_Dokumentauszug_
Dazu kommen die Fischhandlungen am Viktualienmarkt, also beispielsweise die Nordsee-Filiale oder Fisch-Witte, wo man im Stehen allerhand Seegetier verspeisen kann. Und das ist längst nicht mehr nur Hering auf der Faust oder das Goldbarschfilet mit einem Schlag Remoulade und Kartoffelsalat.

Wonnen des Meeres

Vielseitig ist das einschlägige Angebot auch gleich nebenan im Poseidon, Geschäft und Bistro zugleich.

Wer sich jedoch mehr Muße für den Genuss von frischem Fisch nehmen will, der kann zwischen einigen Restaurants auswählen, die sich alle durch ein erfreulich hohes Niveau auszeichnen.

Was die Entscheidung zwischen diesen allenfalls erleichtert, ist der Umstand, dass in ihnen unterschiedliche "Küchen" gepflegt werden. Ein paar von ihnen wollen wir besonders erwähnen.

Die höchsten Wonnen des Meeres erschließt den Münchnern seit langem der Österreicher Werner Hunsinger, seit vier Jahren in seinem Hunsinger's Pacific. Der Gastraum am Maximiliansplatz verpflichtet: Hier kochte einst Witzigmann in seiner Aubergine.

Neben den Klassikern der gehobenen europäischen Fischküche offeriert Hunsinger eine schöne Auswahl von asiatischen Gerichten, hauptsächlich von Meeresgetier, aber nicht ausschließlich.

Dies in Anbetracht der Qualität der Produkte zu erstaunlich günstigen Preisen, wie Felix Mostrich bei einer SZ-Kostprobe feststellen konnte.

Ein "Klassiker" unter den auf Fisch spezialisierten Restaurants in München ist zweifellos das Italfisch in der Zenettistraße gleich neben dem Hauptgebäude des Schlachthofs: Funktionale Inneneinrichtung, aufmerksamer Service und das gedimmte Licht, von dem nicht nur Damen wissen, dass es ihnen schmeichelt.

_Deine Aufgabe_
Zitiere bitte aus dem Text über Münchner Fischlokale wörtlich die Stelle zwischen „Vielseitig ist das“ und „Witzigmann in seiner Aubergine.“, beide Grenzen eingeschlossen.

_Datensätze_
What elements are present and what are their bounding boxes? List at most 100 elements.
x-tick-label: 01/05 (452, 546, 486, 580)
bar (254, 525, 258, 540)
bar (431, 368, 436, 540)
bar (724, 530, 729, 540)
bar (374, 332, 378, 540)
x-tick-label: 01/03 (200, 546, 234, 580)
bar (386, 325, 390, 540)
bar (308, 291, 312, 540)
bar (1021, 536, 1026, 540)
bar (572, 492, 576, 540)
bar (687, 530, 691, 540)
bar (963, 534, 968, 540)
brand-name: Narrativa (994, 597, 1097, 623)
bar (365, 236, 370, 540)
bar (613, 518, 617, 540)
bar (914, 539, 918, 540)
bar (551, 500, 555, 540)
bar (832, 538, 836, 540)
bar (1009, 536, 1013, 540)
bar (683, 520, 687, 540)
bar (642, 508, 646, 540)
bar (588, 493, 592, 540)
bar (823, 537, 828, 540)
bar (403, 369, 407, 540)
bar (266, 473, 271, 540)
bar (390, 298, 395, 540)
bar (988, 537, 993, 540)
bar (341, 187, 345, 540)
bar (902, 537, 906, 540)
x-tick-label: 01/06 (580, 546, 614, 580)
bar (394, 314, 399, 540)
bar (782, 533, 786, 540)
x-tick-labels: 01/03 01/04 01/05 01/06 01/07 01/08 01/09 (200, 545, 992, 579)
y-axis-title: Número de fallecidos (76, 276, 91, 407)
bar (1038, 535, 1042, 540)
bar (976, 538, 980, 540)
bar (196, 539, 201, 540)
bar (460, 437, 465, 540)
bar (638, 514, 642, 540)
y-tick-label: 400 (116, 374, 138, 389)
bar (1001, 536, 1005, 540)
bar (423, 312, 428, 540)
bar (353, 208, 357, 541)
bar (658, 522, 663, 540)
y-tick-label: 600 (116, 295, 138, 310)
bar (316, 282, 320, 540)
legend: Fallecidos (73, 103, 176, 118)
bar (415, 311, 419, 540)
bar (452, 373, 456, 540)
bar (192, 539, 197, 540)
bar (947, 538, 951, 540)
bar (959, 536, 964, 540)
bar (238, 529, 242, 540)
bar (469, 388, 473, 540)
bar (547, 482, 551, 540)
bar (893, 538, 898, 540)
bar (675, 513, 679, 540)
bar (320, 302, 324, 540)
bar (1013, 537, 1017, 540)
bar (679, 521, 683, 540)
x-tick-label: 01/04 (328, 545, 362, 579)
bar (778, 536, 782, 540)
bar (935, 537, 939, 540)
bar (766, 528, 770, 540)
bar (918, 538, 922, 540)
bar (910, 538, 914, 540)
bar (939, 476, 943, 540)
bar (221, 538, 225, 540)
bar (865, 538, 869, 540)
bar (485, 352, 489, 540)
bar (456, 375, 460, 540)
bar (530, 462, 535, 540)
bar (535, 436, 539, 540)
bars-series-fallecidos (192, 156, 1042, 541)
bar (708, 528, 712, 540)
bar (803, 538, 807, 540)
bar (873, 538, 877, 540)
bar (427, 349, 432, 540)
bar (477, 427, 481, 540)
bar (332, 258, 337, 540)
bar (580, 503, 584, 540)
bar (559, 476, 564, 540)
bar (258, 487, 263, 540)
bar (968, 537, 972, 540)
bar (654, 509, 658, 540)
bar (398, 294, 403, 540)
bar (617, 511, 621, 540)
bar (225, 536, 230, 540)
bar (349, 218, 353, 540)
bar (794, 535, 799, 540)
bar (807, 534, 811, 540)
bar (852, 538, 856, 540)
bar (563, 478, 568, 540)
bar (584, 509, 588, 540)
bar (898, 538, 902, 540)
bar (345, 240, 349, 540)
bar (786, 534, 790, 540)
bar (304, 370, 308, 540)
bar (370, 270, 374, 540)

_Deine Antwort_
Vielseitig ist das einschlägige Angebot auch gleich nebenan im Poseidon, Geschäft und Bistro zugleich.

Wer sich jedoch mehr Muße für den Genuss von frischem Fisch nehmen will, der kann zwischen einigen Restaurants auswählen, die sich alle durch ein erfreulich hohes Niveau auszeichnen.

Was die Entscheidung zwischen diesen allenfalls erleichtert, ist der Umstand, dass in ihnen unterschiedliche "Küchen" gepflegt werden. Ein paar von ihnen wollen wir besonders erwähnen.

Die höchsten Wonnen des Meeres erschließt den Münchnern seit langem der Österreicher Werner Hunsinger, seit vier Jahren in seinem Hunsinger's Pacific. Der Gastraum am Maximiliansplatz verpflichtet: Hier kochte einst Witzigmann in seiner Aubergine.